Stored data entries
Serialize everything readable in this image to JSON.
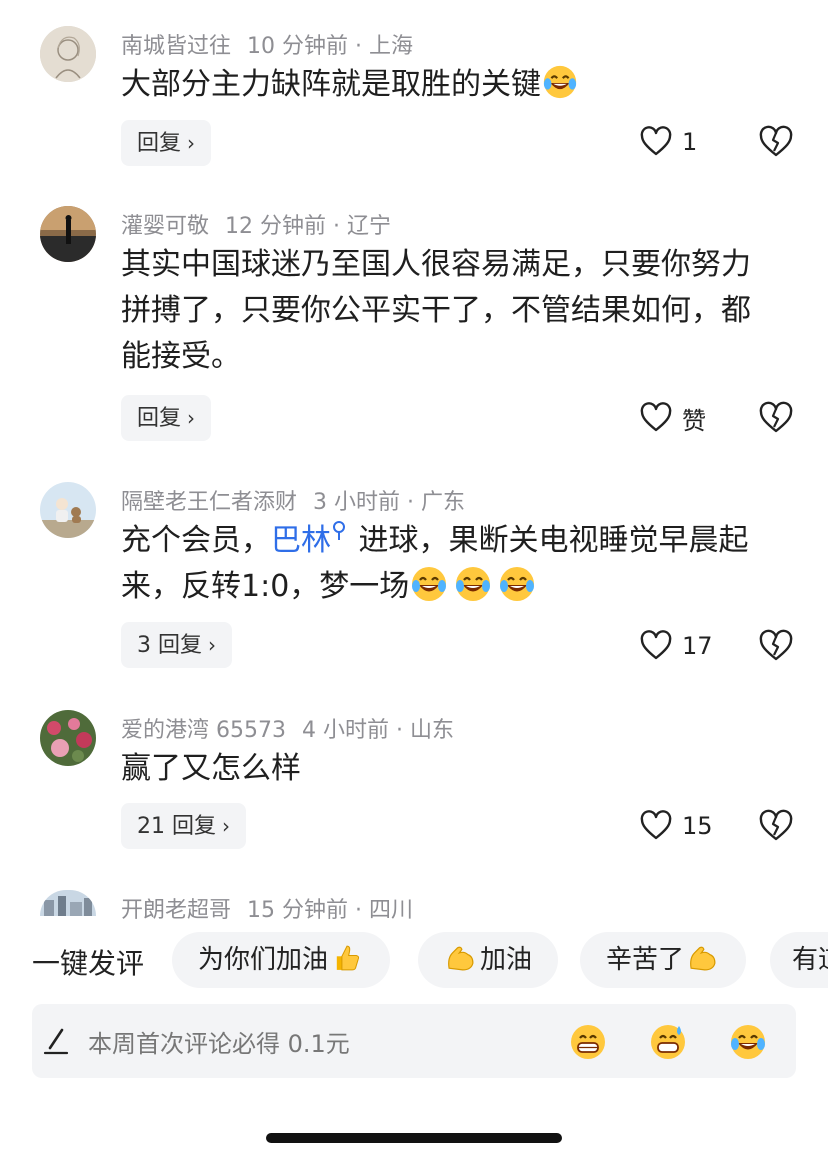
{
  "comments": [
    {
      "user": "南城皆过往",
      "time": "10 分钟前",
      "location": "上海",
      "text": "大部分主力缺阵就是取胜的关键",
      "reply_label": "回复",
      "likes": "1"
    },
    {
      "user": "灌婴可敬",
      "time": "12 分钟前",
      "location": "辽宁",
      "text": "其实中国球迷乃至国人很容易满足，只要你努力拼搏了，只要你公平实干了，不管结果如何，都能接受。",
      "reply_label": "回复",
      "likes": "赞"
    },
    {
      "user": "隔壁老王仁者添财",
      "time": "3 小时前",
      "location": "广东",
      "text_before": "充个会员，",
      "text_link": "巴林",
      "text_after": " 进球，果断关电视睡觉早晨起来，反转1:0，梦一场",
      "reply_label": "3 回复",
      "likes": "17"
    },
    {
      "user": "爱的港湾 65573",
      "time": "4 小时前",
      "location": "山东",
      "text": "赢了又怎么样",
      "reply_label": "21 回复",
      "likes": "15"
    },
    {
      "user": "开朗老超哥",
      "time": "15 分钟前",
      "location": "四川"
    }
  ],
  "meta_separator": "·",
  "quick_comment": {
    "label": "一键发评",
    "chips": [
      "为你们加油",
      "加油",
      "辛苦了",
      "有道"
    ]
  },
  "input": {
    "placeholder": "本周首次评论必得 0.1元"
  },
  "colors": {
    "link": "#2f6ee8",
    "meta": "#8e8e93",
    "chip_bg": "#f3f4f6"
  }
}
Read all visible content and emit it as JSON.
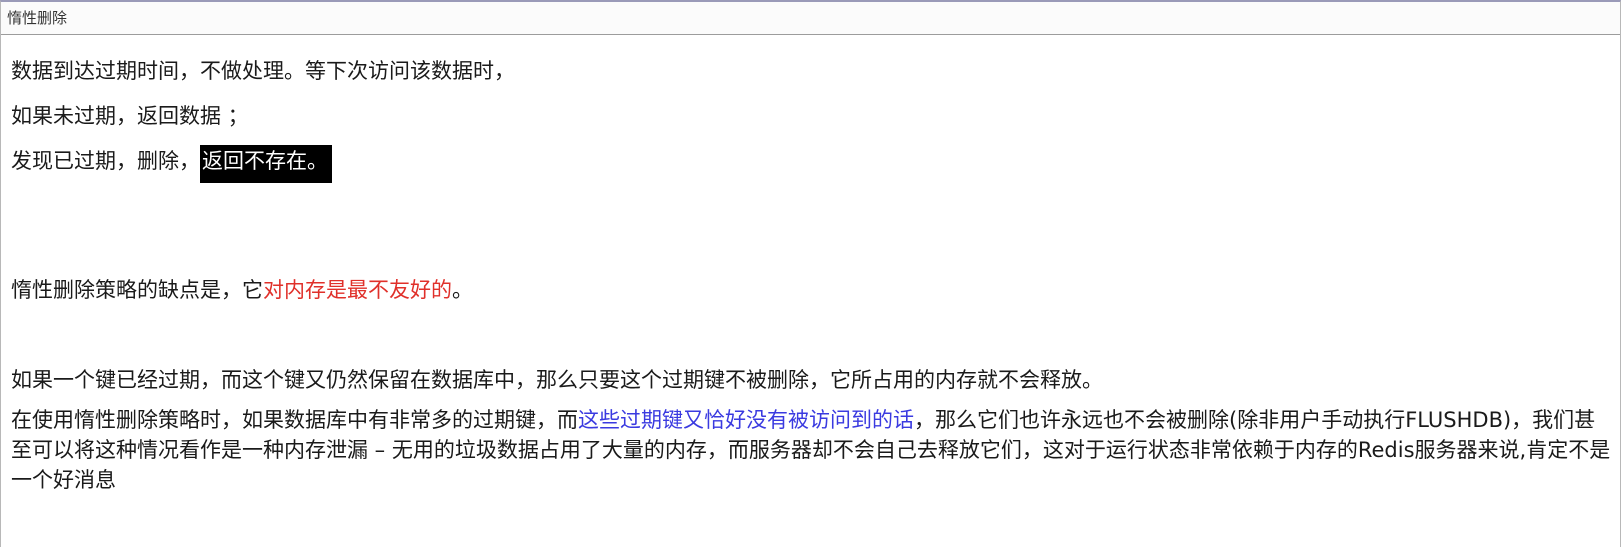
{
  "window": {
    "title": "惰性删除"
  },
  "section1": {
    "line1": "数据到达过期时间，不做处理。等下次访问该数据时，",
    "line2": "如果未过期，返回数据 ；",
    "line3_prefix": "发现已过期，删除，",
    "line3_highlight": "返回不存在。"
  },
  "section2": {
    "prefix": "惰性删除策略的缺点是，它",
    "emphasis": "对内存是最不友好的",
    "suffix": "。"
  },
  "section3": {
    "line1": "如果一个键已经过期，而这个键又仍然保留在数据库中，那么只要这个过期键不被删除，它所占用的内存就不会释放。",
    "para_prefix": "在使用惰性删除策略时，如果数据库中有非常多的过期键，而",
    "para_link": "这些过期键又恰好没有被访问到的话",
    "para_suffix": "，那么它们也许永远也不会被删除(除非用户手动执行FLUSHDB)，我们甚至可以将这种情况看作是一种内存泄漏 – 无用的垃圾数据占用了大量的内存，而服务器却不会自己去释放它们，这对于运行状态非常依赖于内存的Redis服务器来说,肯定不是一个好消息"
  },
  "colors": {
    "emphasis_red": "#e0302a",
    "link_blue": "#3a3ae0",
    "highlight_bg": "#000000"
  }
}
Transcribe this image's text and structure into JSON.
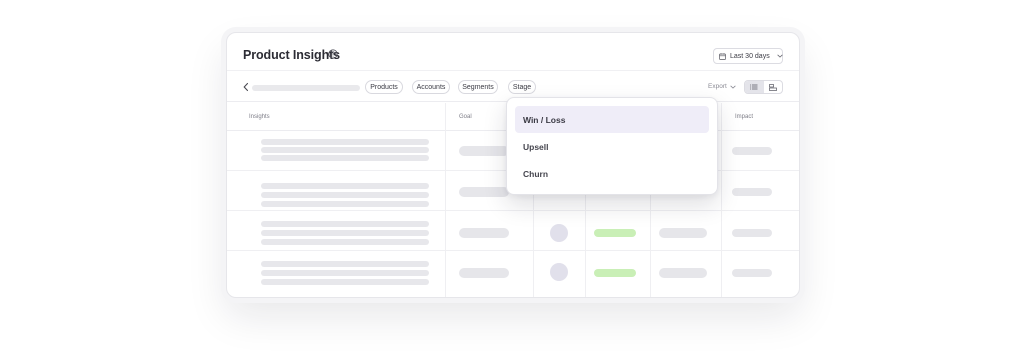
{
  "header": {
    "title": "Product Insights",
    "date_range": "Last 30 days"
  },
  "toolbar": {
    "filters": [
      "Products",
      "Accounts",
      "Segments",
      "Stage"
    ],
    "export_label": "Export"
  },
  "table": {
    "columns": [
      "Insights",
      "Goal",
      "Impact"
    ]
  },
  "dropdown": {
    "options": [
      "Win / Loss",
      "Upsell",
      "Churn"
    ],
    "selected": "Win / Loss"
  },
  "colors": {
    "accent_highlight": "#efedf8",
    "positive": "#c9efb6",
    "skeleton": "#e7e7eb"
  }
}
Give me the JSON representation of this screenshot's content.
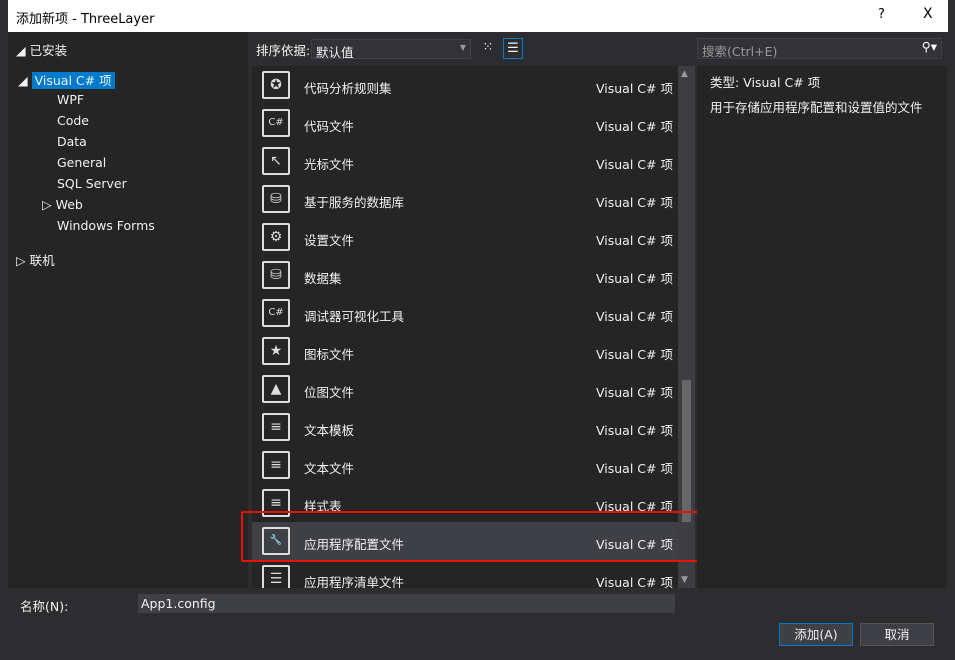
{
  "title": "添加新项 - ThreeLayer",
  "help": "?",
  "close": "X",
  "left": {
    "header": "已安装",
    "items": [
      "Visual C# 项",
      "WPF",
      "Code",
      "Data",
      "General",
      "SQL Server",
      "Web",
      "Windows Forms"
    ],
    "online": "联机"
  },
  "toolbar": {
    "sort_label": "排序依据:",
    "sort_value": "默认值",
    "search_placeholder": "搜索(Ctrl+E)"
  },
  "items": [
    {
      "label": "代码分析规则集",
      "type": "Visual C# 项",
      "icon": "ruleset-icon"
    },
    {
      "label": "代码文件",
      "type": "Visual C# 项",
      "icon": "code-file-icon"
    },
    {
      "label": "光标文件",
      "type": "Visual C# 项",
      "icon": "cursor-file-icon"
    },
    {
      "label": "基于服务的数据库",
      "type": "Visual C# 项",
      "icon": "database-icon"
    },
    {
      "label": "设置文件",
      "type": "Visual C# 项",
      "icon": "settings-gear-icon"
    },
    {
      "label": "数据集",
      "type": "Visual C# 项",
      "icon": "dataset-icon"
    },
    {
      "label": "调试器可视化工具",
      "type": "Visual C# 项",
      "icon": "visualizer-icon"
    },
    {
      "label": "图标文件",
      "type": "Visual C# 项",
      "icon": "icon-file-icon"
    },
    {
      "label": "位图文件",
      "type": "Visual C# 项",
      "icon": "bitmap-icon"
    },
    {
      "label": "文本模板",
      "type": "Visual C# 项",
      "icon": "text-template-icon"
    },
    {
      "label": "文本文件",
      "type": "Visual C# 项",
      "icon": "text-file-icon"
    },
    {
      "label": "样式表",
      "type": "Visual C# 项",
      "icon": "stylesheet-icon"
    },
    {
      "label": "应用程序配置文件",
      "type": "Visual C# 项",
      "icon": "config-file-icon"
    },
    {
      "label": "应用程序清单文件",
      "type": "Visual C# 项",
      "icon": "manifest-icon"
    }
  ],
  "selected_index": 12,
  "details": {
    "type": "类型:  Visual C# 项",
    "description": "用于存储应用程序配置和设置值的文件"
  },
  "name": {
    "label": "名称(N):",
    "value": "App1.config"
  },
  "buttons": {
    "add": "添加(A)",
    "cancel": "取消"
  },
  "colors": {
    "accent": "#007acc",
    "highlight": "#e51400"
  }
}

▶ _Objective_
Leave images out of the retyped records; keep all else exact.

▶ _Reply to the task_
Serialize everything readable in this image to JSON.
{
  "comments": [
    {
      "user": "南城皆过往",
      "time": "10 分钟前",
      "location": "上海",
      "text": "大部分主力缺阵就是取胜的关键",
      "reply_label": "回复",
      "likes": "1"
    },
    {
      "user": "灌婴可敬",
      "time": "12 分钟前",
      "location": "辽宁",
      "text": "其实中国球迷乃至国人很容易满足，只要你努力拼搏了，只要你公平实干了，不管结果如何，都能接受。",
      "reply_label": "回复",
      "likes": "赞"
    },
    {
      "user": "隔壁老王仁者添财",
      "time": "3 小时前",
      "location": "广东",
      "text_before": "充个会员，",
      "text_link": "巴林",
      "text_after": " 进球，果断关电视睡觉早晨起来，反转1:0，梦一场",
      "reply_label": "3 回复",
      "likes": "17"
    },
    {
      "user": "爱的港湾 65573",
      "time": "4 小时前",
      "location": "山东",
      "text": "赢了又怎么样",
      "reply_label": "21 回复",
      "likes": "15"
    },
    {
      "user": "开朗老超哥",
      "time": "15 分钟前",
      "location": "四川"
    }
  ],
  "meta_separator": "·",
  "quick_comment": {
    "label": "一键发评",
    "chips": [
      "为你们加油",
      "加油",
      "辛苦了",
      "有道"
    ]
  },
  "input": {
    "placeholder": "本周首次评论必得 0.1元"
  },
  "colors": {
    "link": "#2f6ee8",
    "meta": "#8e8e93",
    "chip_bg": "#f3f4f6"
  }
}
Read all visible content and emit it as JSON.
{
  "window": {
    "title": "惰性删除"
  },
  "section1": {
    "line1": "数据到达过期时间，不做处理。等下次访问该数据时，",
    "line2": "如果未过期，返回数据 ；",
    "line3_prefix": "发现已过期，删除，",
    "line3_highlight": "返回不存在。"
  },
  "section2": {
    "prefix": "惰性删除策略的缺点是，它",
    "emphasis": "对内存是最不友好的",
    "suffix": "。"
  },
  "section3": {
    "line1": "如果一个键已经过期，而这个键又仍然保留在数据库中，那么只要这个过期键不被删除，它所占用的内存就不会释放。",
    "para_prefix": "在使用惰性删除策略时，如果数据库中有非常多的过期键，而",
    "para_link": "这些过期键又恰好没有被访问到的话",
    "para_suffix": "，那么它们也许永远也不会被删除(除非用户手动执行FLUSHDB)，我们甚至可以将这种情况看作是一种内存泄漏 – 无用的垃圾数据占用了大量的内存，而服务器却不会自己去释放它们，这对于运行状态非常依赖于内存的Redis服务器来说,肯定不是一个好消息"
  },
  "colors": {
    "emphasis_red": "#e0302a",
    "link_blue": "#3a3ae0",
    "highlight_bg": "#000000"
  }
}
Transcribe this image's text and structure into JSON.
{
  "header": {
    "title": "Product Insights",
    "date_range": "Last 30 days"
  },
  "toolbar": {
    "filters": [
      "Products",
      "Accounts",
      "Segments",
      "Stage"
    ],
    "export_label": "Export"
  },
  "table": {
    "columns": [
      "Insights",
      "Goal",
      "Impact"
    ]
  },
  "dropdown": {
    "options": [
      "Win / Loss",
      "Upsell",
      "Churn"
    ],
    "selected": "Win / Loss"
  },
  "colors": {
    "accent_highlight": "#efedf8",
    "positive": "#c9efb6",
    "skeleton": "#e7e7eb"
  }
}
Give me the JSON representation of this screenshot's content.
{
  "title": "添加新项 - ThreeLayer",
  "help": "?",
  "close": "X",
  "left": {
    "header": "已安装",
    "items": [
      "Visual C# 项",
      "WPF",
      "Code",
      "Data",
      "General",
      "SQL Server",
      "Web",
      "Windows Forms"
    ],
    "online": "联机"
  },
  "toolbar": {
    "sort_label": "排序依据:",
    "sort_value": "默认值",
    "search_placeholder": "搜索(Ctrl+E)"
  },
  "items": [
    {
      "label": "代码分析规则集",
      "type": "Visual C# 项",
      "icon": "ruleset-icon"
    },
    {
      "label": "代码文件",
      "type": "Visual C# 项",
      "icon": "code-file-icon"
    },
    {
      "label": "光标文件",
      "type": "Visual C# 项",
      "icon": "cursor-file-icon"
    },
    {
      "label": "基于服务的数据库",
      "type": "Visual C# 项",
      "icon": "database-icon"
    },
    {
      "label": "设置文件",
      "type": "Visual C# 项",
      "icon": "settings-gear-icon"
    },
    {
      "label": "数据集",
      "type": "Visual C# 项",
      "icon": "dataset-icon"
    },
    {
      "label": "调试器可视化工具",
      "type": "Visual C# 项",
      "icon": "visualizer-icon"
    },
    {
      "label": "图标文件",
      "type": "Visual C# 项",
      "icon": "icon-file-icon"
    },
    {
      "label": "位图文件",
      "type": "Visual C# 项",
      "icon": "bitmap-icon"
    },
    {
      "label": "文本模板",
      "type": "Visual C# 项",
      "icon": "text-template-icon"
    },
    {
      "label": "文本文件",
      "type": "Visual C# 项",
      "icon": "text-file-icon"
    },
    {
      "label": "样式表",
      "type": "Visual C# 项",
      "icon": "stylesheet-icon"
    },
    {
      "label": "应用程序配置文件",
      "type": "Visual C# 项",
      "icon": "config-file-icon"
    },
    {
      "label": "应用程序清单文件",
      "type": "Visual C# 项",
      "icon": "manifest-icon"
    }
  ],
  "selected_index": 12,
  "details": {
    "type": "类型:  Visual C# 项",
    "description": "用于存储应用程序配置和设置值的文件"
  },
  "name": {
    "label": "名称(N):",
    "value": "App1.config"
  },
  "buttons": {
    "add": "添加(A)",
    "cancel": "取消"
  },
  "colors": {
    "accent": "#007acc",
    "highlight": "#e51400"
  }
}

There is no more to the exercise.